Data extracted from a collection
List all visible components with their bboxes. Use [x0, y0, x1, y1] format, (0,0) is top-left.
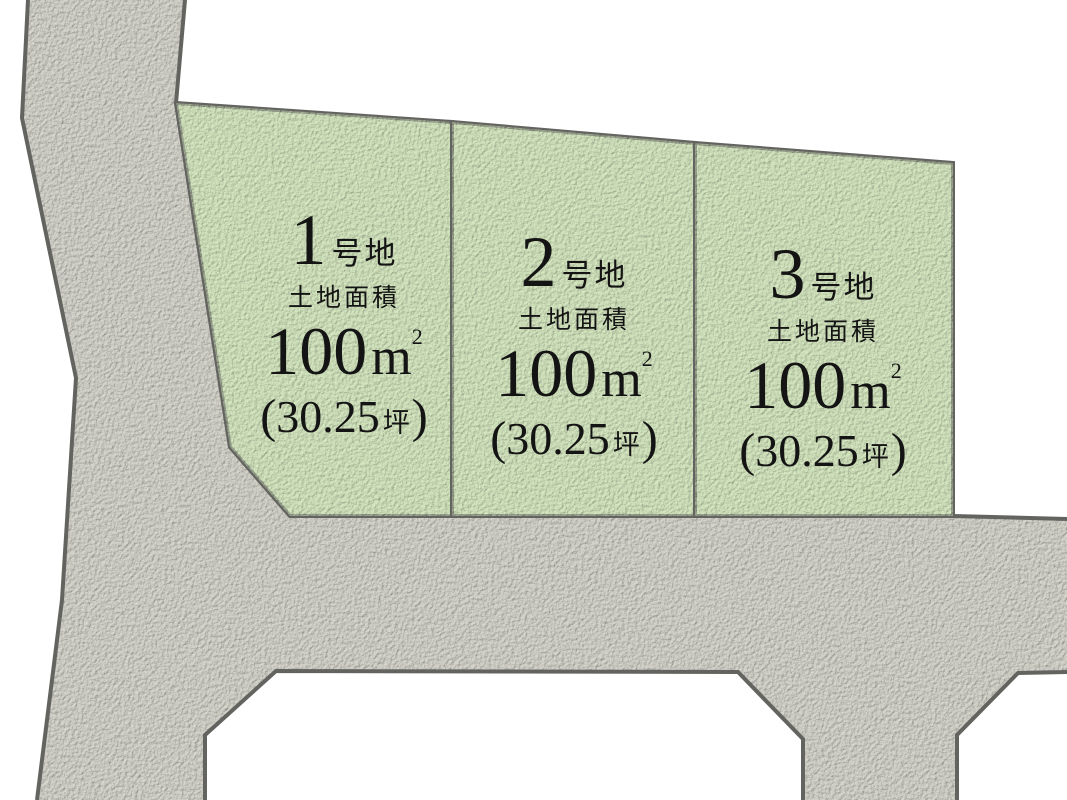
area-unit: m	[601, 354, 641, 406]
area-unit-superscript: 2	[642, 348, 653, 370]
area-value: 100	[495, 339, 597, 407]
plot-3-name: 3 号地	[739, 238, 906, 310]
plot-number-suffix: 号地	[332, 238, 398, 269]
land-area-caption: 土地面積	[490, 308, 657, 333]
tsubo-value: 30.25	[755, 428, 859, 474]
plot-2-area: 100 m 2	[490, 339, 657, 407]
plot-2-tsubo: ( 30.25 坪 )	[490, 415, 657, 463]
plot-1-label: 1 号地 土地面積 100 m 2 ( 30.25 坪 )	[260, 204, 427, 441]
tsubo-unit: 坪	[862, 444, 889, 471]
plot-3-label: 3 号地 土地面積 100 m 2 ( 30.25 坪 )	[739, 238, 906, 475]
tsubo-paren-close: )	[412, 393, 428, 441]
area-value: 100	[265, 317, 367, 385]
tsubo-unit: 坪	[383, 410, 410, 437]
area-unit: m	[371, 332, 411, 384]
tsubo-paren-close: )	[642, 415, 658, 463]
tsubo-value: 30.25	[276, 394, 380, 440]
plot-number: 1	[291, 204, 327, 276]
plot-3-tsubo: ( 30.25 坪 )	[739, 427, 906, 475]
tsubo-value: 30.25	[506, 416, 610, 462]
tsubo-unit: 坪	[613, 432, 640, 459]
tsubo-paren-open: (	[739, 427, 755, 475]
plot-number-suffix: 号地	[811, 272, 877, 303]
area-value: 100	[744, 351, 846, 419]
area-unit: m	[850, 366, 890, 418]
land-area-caption: 土地面積	[739, 320, 906, 345]
plot-1-area: 100 m 2	[260, 317, 427, 385]
road-bottom-border-left	[205, 671, 803, 800]
plot-1-tsubo: ( 30.25 坪 )	[260, 393, 427, 441]
plot-number: 3	[770, 238, 806, 310]
plot-1-name: 1 号地	[260, 204, 427, 276]
tsubo-paren-open: (	[490, 415, 506, 463]
plot-3-area: 100 m 2	[739, 351, 906, 419]
plot-number: 2	[521, 226, 557, 298]
area-unit-superscript: 2	[891, 360, 902, 382]
land-area-caption: 土地面積	[260, 286, 427, 311]
site-plan-diagram: 1 号地 土地面積 100 m 2 ( 30.25 坪 ) 2 号地 土地面積 …	[0, 0, 1067, 800]
plot-number-suffix: 号地	[562, 260, 628, 291]
area-unit-superscript: 2	[412, 326, 423, 348]
plot-2-label: 2 号地 土地面積 100 m 2 ( 30.25 坪 )	[490, 226, 657, 463]
tsubo-paren-open: (	[260, 393, 276, 441]
tsubo-paren-close: )	[891, 427, 907, 475]
plot-2-name: 2 号地	[490, 226, 657, 298]
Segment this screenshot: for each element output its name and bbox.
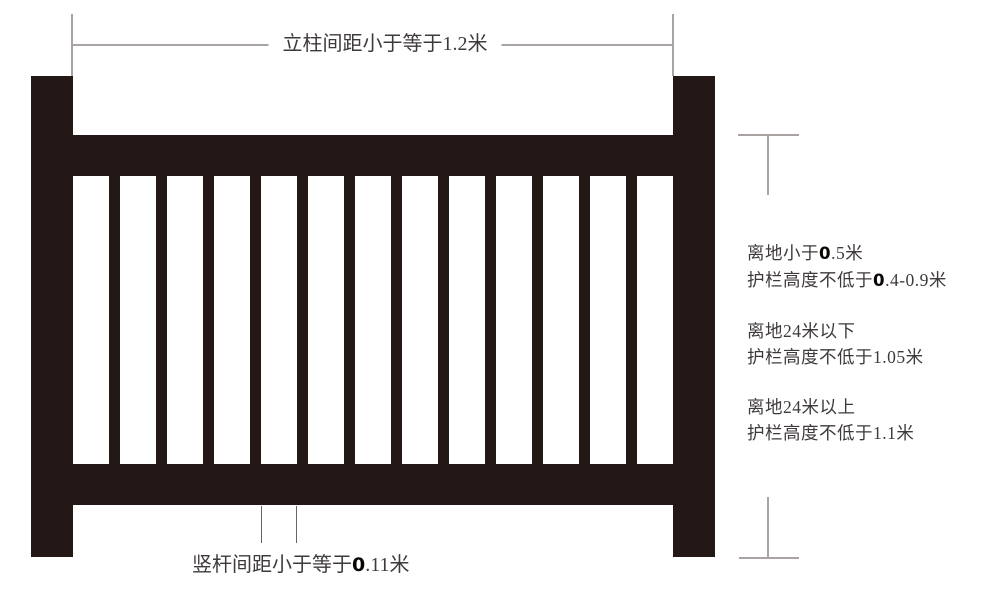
height-note-2-line-2: 护栏高度不低于1.05米 <box>747 344 947 370</box>
vertical-bar <box>532 176 543 464</box>
height-note-1: 离地小于0.5米 护栏高度不低于0.4-0.9米 <box>747 240 947 294</box>
vertical-bar <box>438 176 449 464</box>
text-segment: 离地24米以上 <box>747 397 856 417</box>
right-post <box>673 76 715 557</box>
height-note-3-line-1: 离地24米以上 <box>747 394 947 420</box>
text-segment: 立柱间距小于等于1.2米 <box>283 33 488 55</box>
text-segment: .11米 <box>365 554 409 576</box>
bar-spacing-leader-right <box>296 506 297 543</box>
text-segment: 离地小于 <box>747 243 819 263</box>
height-marker-bottom-horizontal <box>739 557 799 559</box>
vertical-bar <box>156 176 167 464</box>
top-rail <box>73 135 673 176</box>
height-note-3-line-2: 护栏高度不低于1.1米 <box>747 420 947 446</box>
text-segment: .5米 <box>831 243 863 263</box>
left-post <box>31 76 73 557</box>
vertical-bar <box>297 176 308 464</box>
bar-spacing-label: 竖杆间距小于等于0.11米 <box>192 553 410 577</box>
text-segment: 竖杆间距小于等于 <box>192 554 352 576</box>
bold-number-segment: 0 <box>819 244 831 263</box>
text-segment: 离地24米以下 <box>747 321 856 341</box>
vertical-bar <box>626 176 637 464</box>
height-note-2: 离地24米以下 护栏高度不低于1.05米 <box>747 318 947 370</box>
vertical-bar <box>391 176 402 464</box>
railing-diagram: 立柱间距小于等于1.2米 离地小于0.5米 护栏高度不低于0.4-0.9米 离地… <box>0 0 999 598</box>
height-note-1-line-2: 护栏高度不低于0.4-0.9米 <box>747 267 947 294</box>
height-note-3: 离地24米以上 护栏高度不低于1.1米 <box>747 394 947 446</box>
bold-number-segment: 0 <box>873 271 885 290</box>
vertical-bar <box>109 176 120 464</box>
vertical-bars <box>73 176 673 464</box>
vertical-bar <box>203 176 214 464</box>
vertical-bar <box>344 176 355 464</box>
height-note-1-line-1: 离地小于0.5米 <box>747 240 947 267</box>
vertical-bar <box>485 176 496 464</box>
text-segment: 护栏高度不低于1.1米 <box>747 423 914 443</box>
vertical-bar <box>250 176 261 464</box>
post-spacing-label: 立柱间距小于等于1.2米 <box>269 33 502 56</box>
height-marker-top-vertical <box>767 134 769 195</box>
vertical-bar <box>579 176 590 464</box>
bold-number-segment: 0 <box>352 554 365 576</box>
height-notes: 离地小于0.5米 护栏高度不低于0.4-0.9米 离地24米以下 护栏高度不低于… <box>747 240 947 470</box>
height-note-2-line-1: 离地24米以下 <box>747 318 947 344</box>
bottom-rail <box>73 464 673 505</box>
height-marker-bottom-vertical <box>767 497 769 558</box>
text-segment: 护栏高度不低于 <box>747 270 873 290</box>
text-segment: .4-0.9米 <box>885 270 947 290</box>
bar-spacing-leader-left <box>261 506 262 543</box>
text-segment: 护栏高度不低于1.05米 <box>747 347 924 367</box>
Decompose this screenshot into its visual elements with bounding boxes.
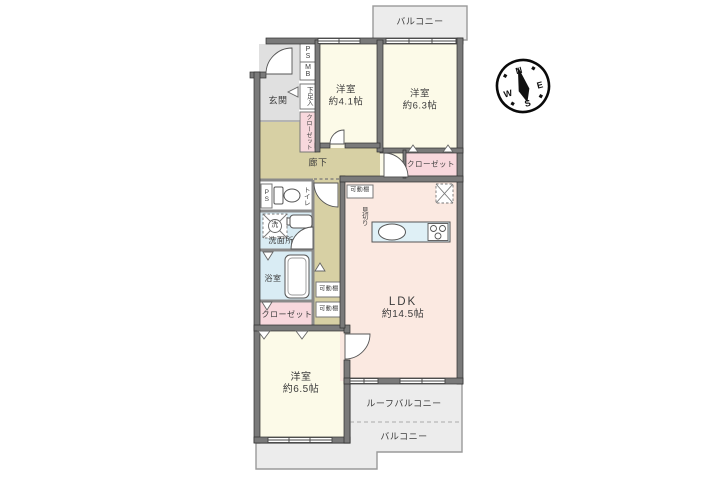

- What you have to do -
Return every line of the data above exactly as it appears, leaving out the pictures.

- The completed task -
List all visible components with their bboxes. Use [x0, y0, x1, y1] format, (0,0) is top-left.
area-unit: m	[601, 354, 641, 406]
area-unit-superscript: 2	[642, 348, 653, 370]
area-value: 100	[495, 339, 597, 407]
plot-3-name: 3 号地	[739, 238, 906, 310]
plot-number-suffix: 号地	[332, 238, 398, 269]
land-area-caption: 土地面積	[490, 308, 657, 333]
tsubo-value: 30.25	[755, 428, 859, 474]
plot-2-area: 100 m 2	[490, 339, 657, 407]
plot-2-tsubo: ( 30.25 坪 )	[490, 415, 657, 463]
plot-1-label: 1 号地 土地面積 100 m 2 ( 30.25 坪 )	[260, 204, 427, 441]
tsubo-unit: 坪	[862, 444, 889, 471]
plot-3-label: 3 号地 土地面積 100 m 2 ( 30.25 坪 )	[739, 238, 906, 475]
tsubo-paren-close: )	[412, 393, 428, 441]
area-value: 100	[265, 317, 367, 385]
tsubo-unit: 坪	[383, 410, 410, 437]
area-unit: m	[371, 332, 411, 384]
tsubo-paren-close: )	[642, 415, 658, 463]
tsubo-value: 30.25	[276, 394, 380, 440]
plot-number: 1	[291, 204, 327, 276]
plot-3-tsubo: ( 30.25 坪 )	[739, 427, 906, 475]
tsubo-value: 30.25	[506, 416, 610, 462]
tsubo-unit: 坪	[613, 432, 640, 459]
tsubo-paren-open: (	[739, 427, 755, 475]
plot-number-suffix: 号地	[811, 272, 877, 303]
area-value: 100	[744, 351, 846, 419]
area-unit: m	[850, 366, 890, 418]
land-area-caption: 土地面積	[739, 320, 906, 345]
plot-1-area: 100 m 2	[260, 317, 427, 385]
road-bottom-border-left	[205, 671, 803, 800]
plot-1-tsubo: ( 30.25 坪 )	[260, 393, 427, 441]
plot-number: 3	[770, 238, 806, 310]
plot-1-name: 1 号地	[260, 204, 427, 276]
tsubo-paren-open: (	[490, 415, 506, 463]
plot-3-area: 100 m 2	[739, 351, 906, 419]
plot-number: 2	[521, 226, 557, 298]
area-unit-superscript: 2	[891, 360, 902, 382]
land-area-caption: 土地面積	[260, 286, 427, 311]
site-plan-diagram: 1 号地 土地面積 100 m 2 ( 30.25 坪 ) 2 号地 土地面積 …	[0, 0, 1067, 800]
plot-number-suffix: 号地	[562, 260, 628, 291]
area-unit-superscript: 2	[412, 326, 423, 348]
plot-2-label: 2 号地 土地面積 100 m 2 ( 30.25 坪 )	[490, 226, 657, 463]
tsubo-paren-open: (	[260, 393, 276, 441]
tsubo-paren-close: )	[891, 427, 907, 475]
plot-2-name: 2 号地	[490, 226, 657, 298]
Segment this screenshot: for each element output its name and bbox.
height-note-2-line-2: 护栏高度不低于1.05米 <box>747 344 947 370</box>
vertical-bar <box>532 176 543 464</box>
height-note-1: 离地小于0.5米 护栏高度不低于0.4-0.9米 <box>747 240 947 294</box>
vertical-bar <box>438 176 449 464</box>
text-segment: 离地24米以上 <box>747 397 856 417</box>
right-post <box>673 76 715 557</box>
height-note-3-line-1: 离地24米以上 <box>747 394 947 420</box>
text-segment: 立柱间距小于等于1.2米 <box>283 33 488 55</box>
text-segment: .11米 <box>365 554 409 576</box>
bar-spacing-leader-right <box>296 506 297 543</box>
text-segment: 离地小于 <box>747 243 819 263</box>
height-marker-bottom-horizontal <box>739 557 799 559</box>
vertical-bar <box>156 176 167 464</box>
top-rail <box>73 135 673 176</box>
height-note-3-line-2: 护栏高度不低于1.1米 <box>747 420 947 446</box>
text-segment: .5米 <box>831 243 863 263</box>
left-post <box>31 76 73 557</box>
vertical-bar <box>297 176 308 464</box>
bar-spacing-label: 竖杆间距小于等于0.11米 <box>192 553 410 577</box>
text-segment: 竖杆间距小于等于 <box>192 554 352 576</box>
bold-number-segment: 0 <box>819 244 831 263</box>
text-segment: 离地24米以下 <box>747 321 856 341</box>
vertical-bar <box>626 176 637 464</box>
height-note-2: 离地24米以下 护栏高度不低于1.05米 <box>747 318 947 370</box>
vertical-bar <box>391 176 402 464</box>
railing-diagram: 立柱间距小于等于1.2米 离地小于0.5米 护栏高度不低于0.4-0.9米 离地… <box>0 0 999 598</box>
height-note-1-line-2: 护栏高度不低于0.4-0.9米 <box>747 267 947 294</box>
height-note-3: 离地24米以上 护栏高度不低于1.1米 <box>747 394 947 446</box>
bold-number-segment: 0 <box>873 271 885 290</box>
vertical-bar <box>109 176 120 464</box>
vertical-bars <box>73 176 673 464</box>
vertical-bar <box>203 176 214 464</box>
vertical-bar <box>344 176 355 464</box>
height-note-1-line-1: 离地小于0.5米 <box>747 240 947 267</box>
vertical-bar <box>485 176 496 464</box>
text-segment: 护栏高度不低于1.1米 <box>747 423 914 443</box>
vertical-bar <box>250 176 261 464</box>
post-spacing-label: 立柱间距小于等于1.2米 <box>269 33 502 56</box>
height-marker-top-vertical <box>767 134 769 195</box>
vertical-bar <box>579 176 590 464</box>
bold-number-segment: 0 <box>352 554 365 576</box>
height-notes: 离地小于0.5米 护栏高度不低于0.4-0.9米 离地24米以下 护栏高度不低于… <box>747 240 947 470</box>
height-note-2-line-1: 离地24米以下 <box>747 318 947 344</box>
bottom-rail <box>73 464 673 505</box>
height-marker-bottom-vertical <box>767 497 769 558</box>
text-segment: 护栏高度不低于 <box>747 270 873 290</box>
text-segment: .4-0.9米 <box>885 270 947 290</box>
bar-spacing-leader-left <box>261 506 262 543</box>
text-segment: 护栏高度不低于1.05米 <box>747 347 924 367</box>
Decompose this screenshot into its visual elements with bounding boxes.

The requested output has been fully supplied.